- Exercise instructions:
Rewrite the part of the listing starting at the line that contains "Patent image size: (1427, 1007)." and ending at the line that contains "The first light source 204 is at (478, 782).", both included, as a numbered list with blank lines left out.
"""
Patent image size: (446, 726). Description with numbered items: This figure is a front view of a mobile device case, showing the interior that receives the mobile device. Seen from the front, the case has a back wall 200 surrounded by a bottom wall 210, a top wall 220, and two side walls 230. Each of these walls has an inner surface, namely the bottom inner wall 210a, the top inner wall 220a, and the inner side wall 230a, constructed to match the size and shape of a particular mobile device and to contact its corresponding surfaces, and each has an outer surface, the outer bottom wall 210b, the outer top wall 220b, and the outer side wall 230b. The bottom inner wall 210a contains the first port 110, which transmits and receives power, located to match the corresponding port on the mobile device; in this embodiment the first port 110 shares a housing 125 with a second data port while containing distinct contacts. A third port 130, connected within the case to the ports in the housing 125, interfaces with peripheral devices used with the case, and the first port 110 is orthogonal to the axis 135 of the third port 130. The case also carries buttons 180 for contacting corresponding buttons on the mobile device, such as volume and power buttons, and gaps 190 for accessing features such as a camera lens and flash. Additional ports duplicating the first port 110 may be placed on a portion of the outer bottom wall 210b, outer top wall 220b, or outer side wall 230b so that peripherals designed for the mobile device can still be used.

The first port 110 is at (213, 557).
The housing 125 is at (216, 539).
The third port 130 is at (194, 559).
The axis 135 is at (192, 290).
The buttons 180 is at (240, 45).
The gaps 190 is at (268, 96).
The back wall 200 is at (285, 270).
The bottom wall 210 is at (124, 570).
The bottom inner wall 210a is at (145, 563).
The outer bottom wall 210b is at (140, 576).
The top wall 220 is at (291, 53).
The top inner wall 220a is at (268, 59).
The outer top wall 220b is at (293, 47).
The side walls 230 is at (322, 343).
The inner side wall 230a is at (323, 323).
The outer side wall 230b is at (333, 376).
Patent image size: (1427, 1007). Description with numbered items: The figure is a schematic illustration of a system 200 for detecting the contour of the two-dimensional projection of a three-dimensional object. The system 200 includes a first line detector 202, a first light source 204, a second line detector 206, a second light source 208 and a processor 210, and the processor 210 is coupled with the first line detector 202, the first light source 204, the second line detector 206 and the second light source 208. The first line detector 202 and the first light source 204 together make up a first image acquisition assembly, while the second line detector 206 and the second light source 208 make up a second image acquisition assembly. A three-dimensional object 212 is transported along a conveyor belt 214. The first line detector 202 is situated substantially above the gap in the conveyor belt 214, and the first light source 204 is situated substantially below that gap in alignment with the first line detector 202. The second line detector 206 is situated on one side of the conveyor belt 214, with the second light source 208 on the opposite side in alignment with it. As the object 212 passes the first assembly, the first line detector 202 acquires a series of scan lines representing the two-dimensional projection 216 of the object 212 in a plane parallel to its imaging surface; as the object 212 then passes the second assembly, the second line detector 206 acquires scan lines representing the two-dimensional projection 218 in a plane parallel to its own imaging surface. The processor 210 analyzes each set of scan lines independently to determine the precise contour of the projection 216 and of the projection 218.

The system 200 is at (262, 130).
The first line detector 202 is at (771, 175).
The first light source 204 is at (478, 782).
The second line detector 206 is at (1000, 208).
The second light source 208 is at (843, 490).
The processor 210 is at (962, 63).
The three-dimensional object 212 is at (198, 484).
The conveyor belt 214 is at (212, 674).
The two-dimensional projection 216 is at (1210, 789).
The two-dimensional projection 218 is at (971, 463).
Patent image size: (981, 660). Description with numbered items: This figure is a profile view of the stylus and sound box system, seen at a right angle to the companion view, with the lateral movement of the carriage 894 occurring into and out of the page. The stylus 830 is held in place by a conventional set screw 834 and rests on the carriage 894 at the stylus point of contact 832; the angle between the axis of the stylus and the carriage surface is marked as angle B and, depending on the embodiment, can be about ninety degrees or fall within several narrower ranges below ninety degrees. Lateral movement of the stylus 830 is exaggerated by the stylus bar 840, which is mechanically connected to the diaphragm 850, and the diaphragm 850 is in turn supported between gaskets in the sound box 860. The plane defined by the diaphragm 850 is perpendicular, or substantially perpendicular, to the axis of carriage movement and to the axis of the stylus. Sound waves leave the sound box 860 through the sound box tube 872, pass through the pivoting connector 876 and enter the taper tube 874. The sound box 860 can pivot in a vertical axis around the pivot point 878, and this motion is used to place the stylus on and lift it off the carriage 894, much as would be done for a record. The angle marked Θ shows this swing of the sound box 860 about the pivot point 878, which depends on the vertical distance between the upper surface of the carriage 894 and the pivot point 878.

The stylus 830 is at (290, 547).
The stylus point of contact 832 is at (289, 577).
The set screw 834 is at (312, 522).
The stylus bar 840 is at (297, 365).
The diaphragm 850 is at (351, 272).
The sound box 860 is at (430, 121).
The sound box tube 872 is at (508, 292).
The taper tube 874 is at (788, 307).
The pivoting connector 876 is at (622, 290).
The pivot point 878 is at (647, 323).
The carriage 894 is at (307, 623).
"""
- Exercise output:
1. Patent image size: (1427, 1007). Description with numbered items: The figure is a schematic illustration of a system 200 for detecting the contour of the two-dimensional projection of a three-dimensional object. The system 200 includes a first line detector 202, a first light source 204, a second line detector 206, a second light source 208 and a processor 210, and the processor 210 is coupled with the first line detector 202, the first light source 204, the second line detector 206 and the second light source 208. The first line detector 202 and the first light source 204 together make up a first image acquisition assembly, while the second line detector 206 and the second light source 208 make up a second image acquisition assembly. A three-dimensional object 212 is transported along a conveyor belt 214. The first line detector 202 is situated substantially above the gap in the conveyor belt 214, and the first light source 204 is situated substantially below that gap in alignment with the first line detector 202. The second line detector 206 is situated on one side of the conveyor belt 214, with the second light source 208 on the opposite side in alignment with it. As the object 212 passes the first assembly, the first line detector 202 acquires a series of scan lines representing the two-dimensional projection 216 of the object 212 in a plane parallel to its imaging surface; as the object 212 then passes the second assembly, the second line detector 206 acquires scan lines representing the two-dimensional projection 218 in a plane parallel to its own imaging surface. The processor 210 analyzes each set of scan lines independently to determine the precise contour of the projection 216 and of the projection 218.
2. The system 200 is at (262, 130).
3. The first line detector 202 is at (771, 175).
4. The first light source 204 is at (478, 782).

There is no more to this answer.